(begin)

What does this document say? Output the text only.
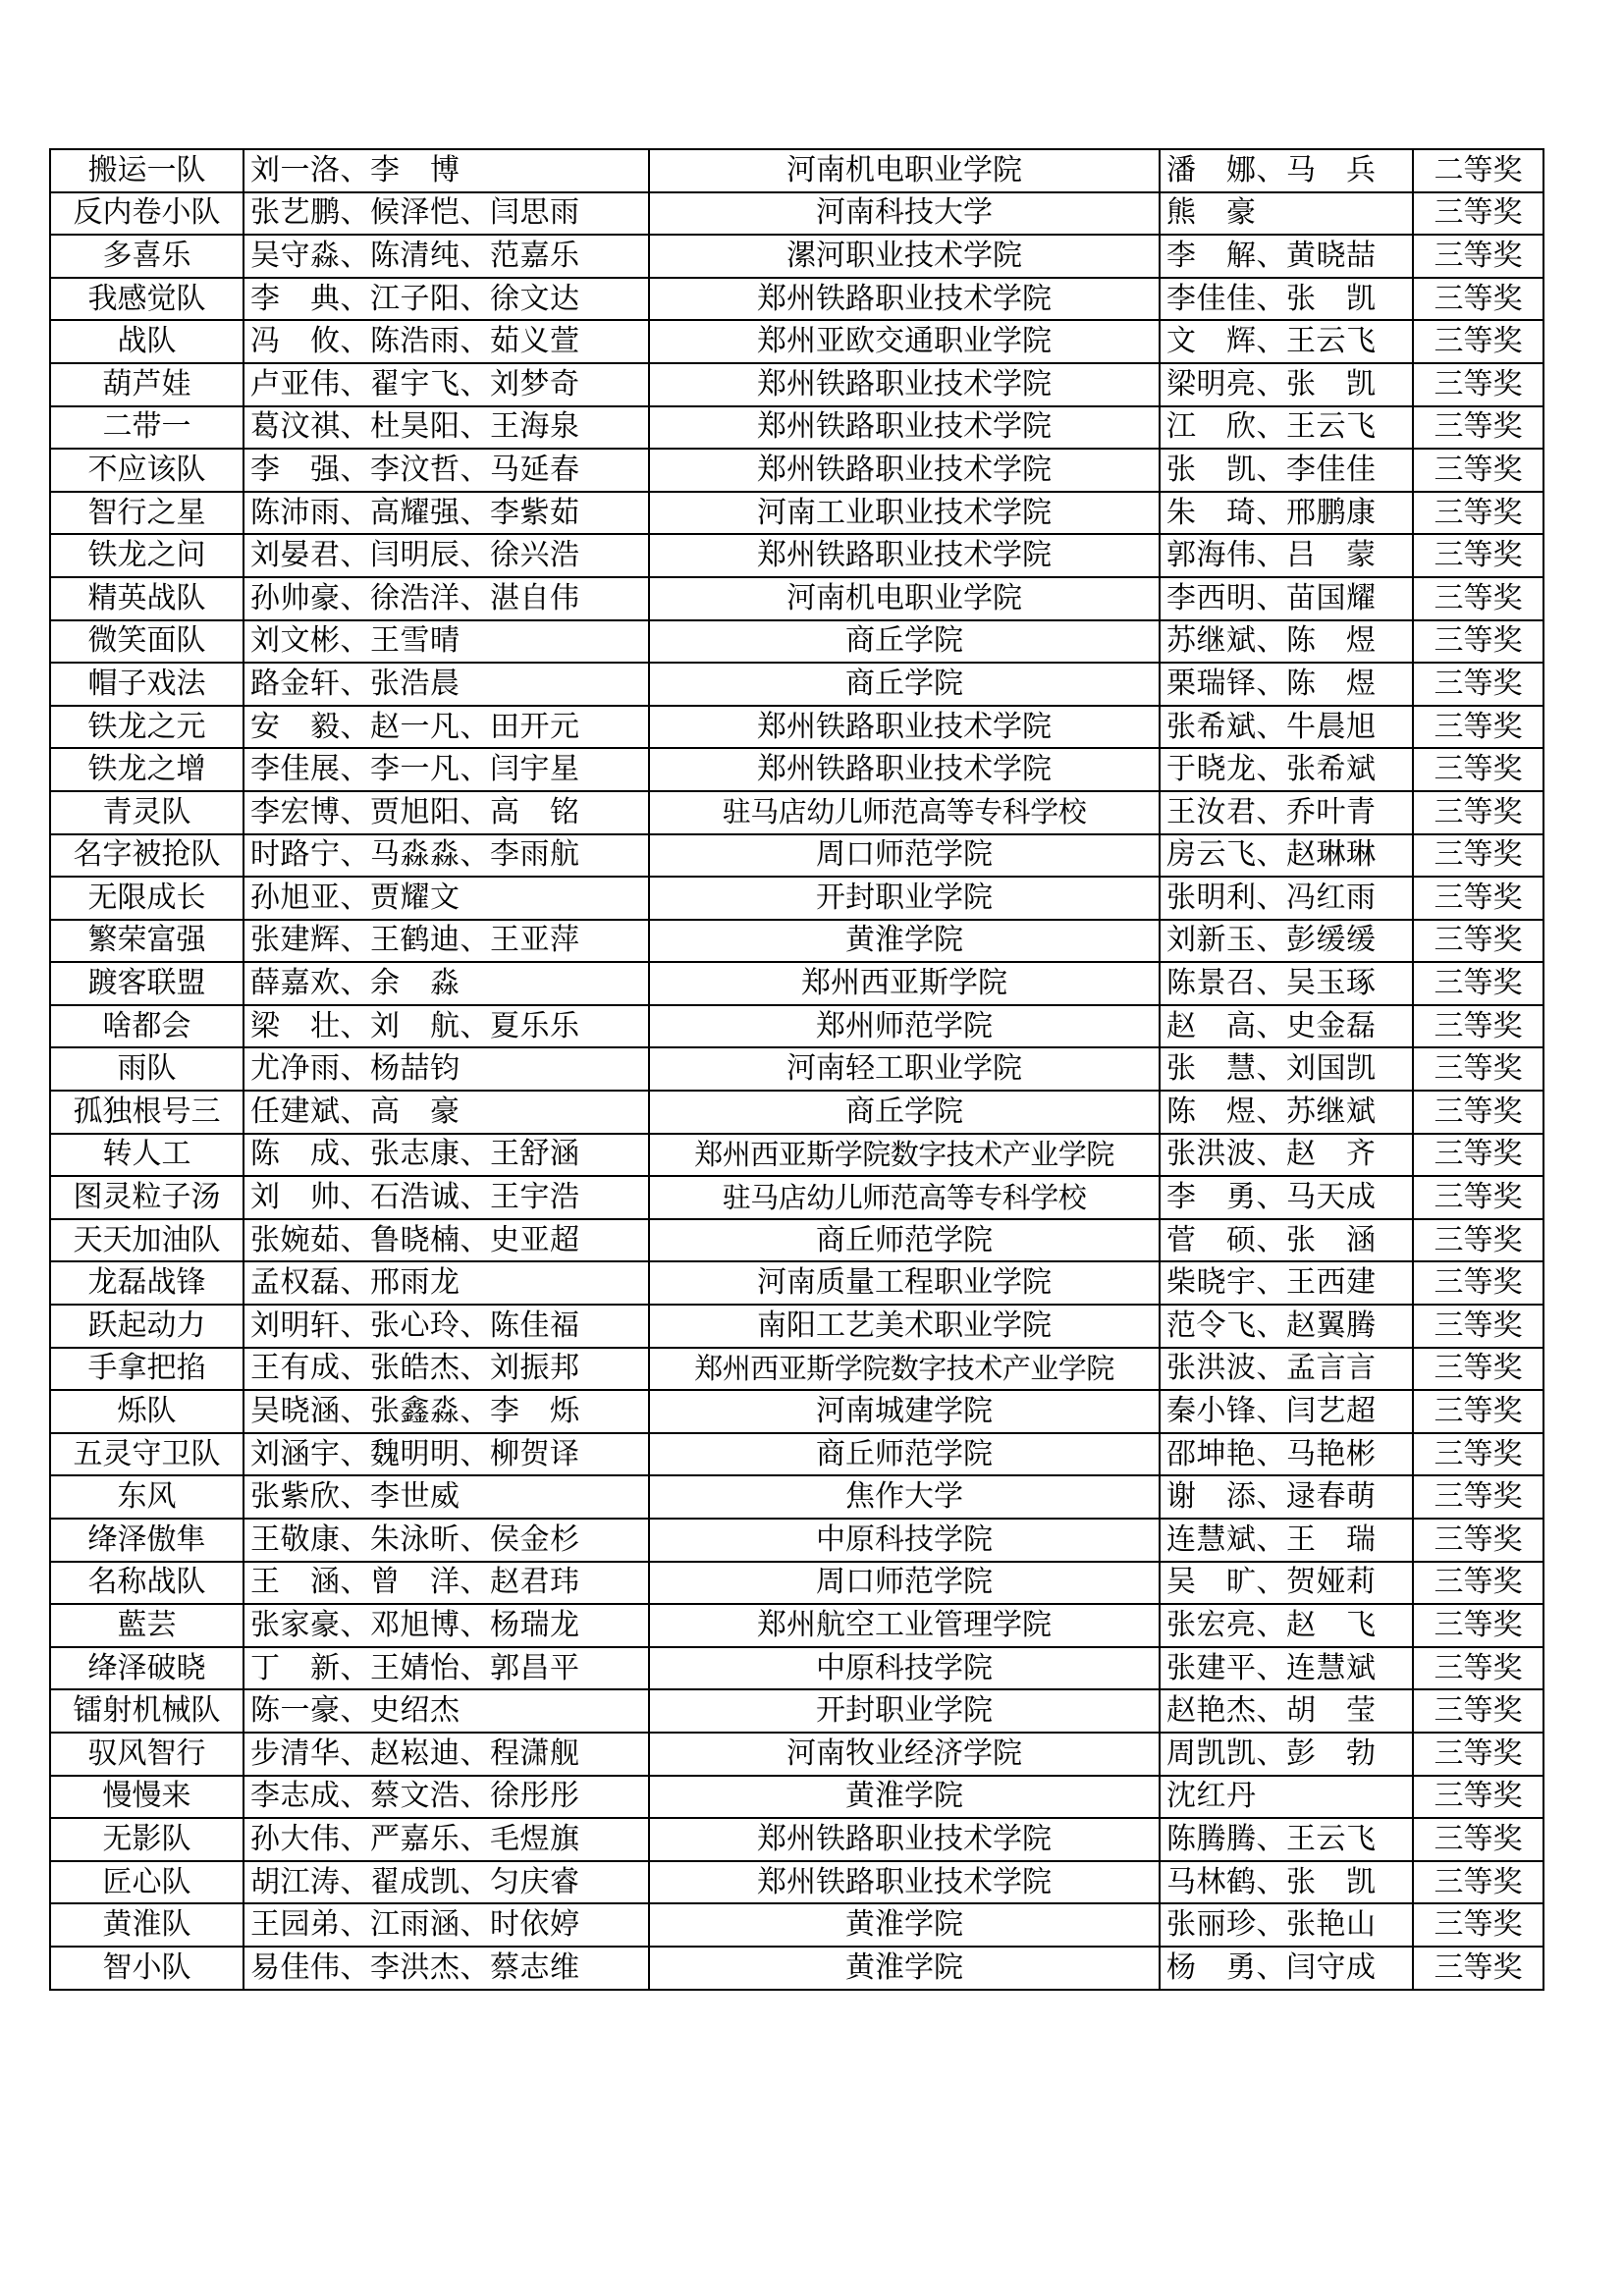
搬运一队	刘一洛、李　博	河南机电职业学院	潘　娜、马　兵	二等奖
反内卷小队	张艺鹏、候泽恺、闫思雨	河南科技大学	熊　豪	三等奖
多喜乐	吴守淼、陈清纯、范嘉乐	漯河职业技术学院	李　解、黄晓喆	三等奖
我感觉队	李　典、江子阳、徐文达	郑州铁路职业技术学院	李佳佳、张　凯	三等奖
战队	冯　攸、陈浩雨、茹义萱	郑州亚欧交通职业学院	文　辉、王云飞	三等奖
葫芦娃	卢亚伟、翟宇飞、刘梦奇	郑州铁路职业技术学院	梁明亮、张　凯	三等奖
二带一	葛汶祺、杜昊阳、王海泉	郑州铁路职业技术学院	江　欣、王云飞	三等奖
不应该队	李　强、李汶哲、马延春	郑州铁路职业技术学院	张　凯、李佳佳	三等奖
智行之星	陈沛雨、高耀强、李紫茹	河南工业职业技术学院	朱　琦、邢鹏康	三等奖
铁龙之问	刘晏君、闫明辰、徐兴浩	郑州铁路职业技术学院	郭海伟、吕　蒙	三等奖
精英战队	孙帅豪、徐浩洋、湛自伟	河南机电职业学院	李西明、苗国耀	三等奖
微笑面队	刘文彬、王雪晴	商丘学院	苏继斌、陈　煜	三等奖
帽子戏法	路金轩、张浩晨	商丘学院	栗瑞铎、陈　煜	三等奖
铁龙之元	安　毅、赵一凡、田开元	郑州铁路职业技术学院	张希斌、牛晨旭	三等奖
铁龙之增	李佳展、李一凡、闫宇星	郑州铁路职业技术学院	于晓龙、张希斌	三等奖
青灵队	李宏博、贾旭阳、高　铭	驻马店幼儿师范高等专科学校	王汝君、乔叶青	三等奖
名字被抢队	时路宁、马淼淼、李雨航	周口师范学院	房云飞、赵琳琳	三等奖
无限成长	孙旭亚、贾耀文	开封职业学院	张明利、冯红雨	三等奖
繁荣富强	张建辉、王鹤迪、王亚萍	黄淮学院	刘新玉、彭缓缓	三等奖
踱客联盟	薛嘉欢、余　淼	郑州西亚斯学院	陈景召、吴玉琢	三等奖
啥都会	梁　壮、刘　航、夏乐乐	郑州师范学院	赵　高、史金磊	三等奖
雨队	尤净雨、杨喆钧	河南轻工职业学院	张　慧、刘国凯	三等奖
孤独根号三	任建斌、高　豪	商丘学院	陈　煜、苏继斌	三等奖
转人工	陈　成、张志康、王舒涵	郑州西亚斯学院数字技术产业学院	张洪波、赵　齐	三等奖
图灵粒子汤	刘　帅、石浩诚、王宇浩	驻马店幼儿师范高等专科学校	李　勇、马天成	三等奖
天天加油队	张婉茹、鲁晓楠、史亚超	商丘师范学院	菅　硕、张　涵	三等奖
龙磊战锋	孟权磊、邢雨龙	河南质量工程职业学院	柴晓宇、王西建	三等奖
跃起动力	刘明轩、张心玲、陈佳福	南阳工艺美术职业学院	范令飞、赵翼腾	三等奖
手拿把掐	王有成、张皓杰、刘振邦	郑州西亚斯学院数字技术产业学院	张洪波、孟言言	三等奖
烁队	吴晓涵、张鑫淼、李　烁	河南城建学院	秦小锋、闫艺超	三等奖
五灵守卫队	刘涵宇、魏明明、柳贺译	商丘师范学院	邵坤艳、马艳彬	三等奖
东风	张紫欣、李世威	焦作大学	谢　添、逯春萌	三等奖
绛泽傲隼	王敬康、朱泳昕、侯金杉	中原科技学院	连慧斌、王　瑞	三等奖
名称战队	王　涵、曾　洋、赵君玮	周口师范学院	吴　旷、贺娅莉	三等奖
藍芸	张家豪、邓旭博、杨瑞龙	郑州航空工业管理学院	张宏亮、赵　飞	三等奖
绛泽破晓	丁　新、王婧怡、郭昌平	中原科技学院	张建平、连慧斌	三等奖
镭射机械队	陈一豪、史绍杰	开封职业学院	赵艳杰、胡　莹	三等奖
驭风智行	步清华、赵崧迪、程潇舰	河南牧业经济学院	周凯凯、彭　勃	三等奖
慢慢来	李志成、蔡文浩、徐彤彤	黄淮学院	沈红丹	三等奖
无影队	孙大伟、严嘉乐、毛煜旗	郑州铁路职业技术学院	陈腾腾、王云飞	三等奖
匠心队	胡江涛、翟成凯、匀庆睿	郑州铁路职业技术学院	马林鹤、张　凯	三等奖
黄淮队	王园弟、江雨涵、时依婷	黄淮学院	张丽珍、张艳山	三等奖
智小队	易佳伟、李洪杰、蔡志维	黄淮学院	杨　勇、闫守成	三等奖
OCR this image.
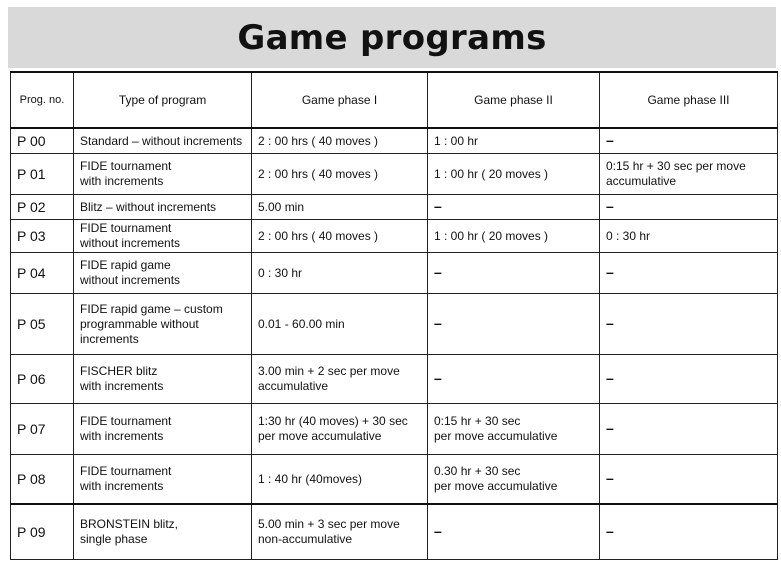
Game programs
Prog. no.	Type of program	Game phase I	Game phase II	Game phase III

P 00	Standard – without increments	2 : 00 hrs ( 40 moves )	1 : 00 hr	–

P 01	FIDE tournament
with increments	2 : 00 hrs ( 40 moves )	1 : 00 hr ( 20 moves )	0:15 hr + 30 sec per move
accumulative

P 02	Blitz – without increments	5.00 min	–	–

P 03	FIDE tournament
without increments	2 : 00 hrs ( 40 moves )	1 : 00 hr ( 20 moves )	0 : 30 hr

P 04	FIDE rapid game
without increments	0 : 30 hr	–	–

P 05	FIDE rapid game – custom
programmable without
increments	0.01 - 60.00 min	–	–

P 06	FISCHER blitz
with increments	3.00 min + 2 sec per move
accumulative	–	–

P 07	FIDE tournament
with increments	1:30 hr (40 moves) + 30 sec
per move accumulative	0:15 hr + 30 sec
per move accumulative	–

P 08	FIDE tournament
with increments	1 : 40 hr (40moves)	0.30 hr + 30 sec
per move accumulative	–

P 09	BRONSTEIN blitz,
single phase	5.00 min + 3 sec per move
non-accumulative	–	–
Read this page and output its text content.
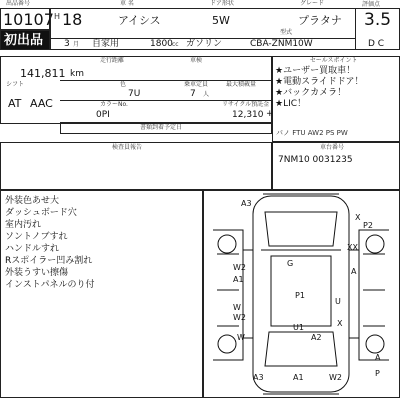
出品番号	車 名	ドア形状	グレード
10107
初出品
H 18	アイシス	5W	プラタナ
評価点
3.5
3 月 自家用	1800 cc ガソリン
型式
CBA-ZNM10W	D C
走行距離	車検
141,811 km
シフト	色
7U
乗車定員
7 人
最大積載量
AT AAC	カラーNo.	リサイクル預託金
0PI	12,310 +
書類到着予定日
セールスポイント
★ユーザー買取車！
★電動スライドドア！
★バックカメラ！
★LIC！
パノ FTU AW2 PS PW
検査員報告	車台番号
7NM10 0031235
外装色あせ大
ダッシュボード穴
室内汚れ
ソントノブすれ
ハンドルすれ
Rスポイラー凹み割れ
外装うすい擦傷
インストパネルのり付
A3
P2
X
XX
A
W2
A1
G
P1
U
W
W2
U1	X
W	A2
A3	A1	W2
A
P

(end)

Write out exactly the lines from the one containing "Read this page and output its text content." to the last line of the records above, both included, and leave out any pictures.

Read this page and output its text content.
出品番号	車 名	ドア形状	グレード
10107
初出品
H 18	アイシス	5W	プラタナ
評価点
3.5
3 月 自家用	1800 cc ガソリン
型式
CBA-ZNM10W	D C
走行距離	車検
141,811 km
シフト	色
7U
乗車定員
7 人
最大積載量
AT AAC	カラーNo.	リサイクル預託金
0PI	12,310 +
書類到着予定日
セールスポイント
★ユーザー買取車！
★電動スライドドア！
★バックカメラ！
★LIC！
パノ FTU AW2 PS PW
検査員報告	車台番号
7NM10 0031235
外装色あせ大
ダッシュボード穴
室内汚れ
ソントノブすれ
ハンドルすれ
Rスポイラー凹み割れ
外装うすい擦傷
インストパネルのり付
A3
P2
X
XX
A
W2
A1
G
P1
U
W
W2
U1	X
W	A2
A3	A1	W2
A
P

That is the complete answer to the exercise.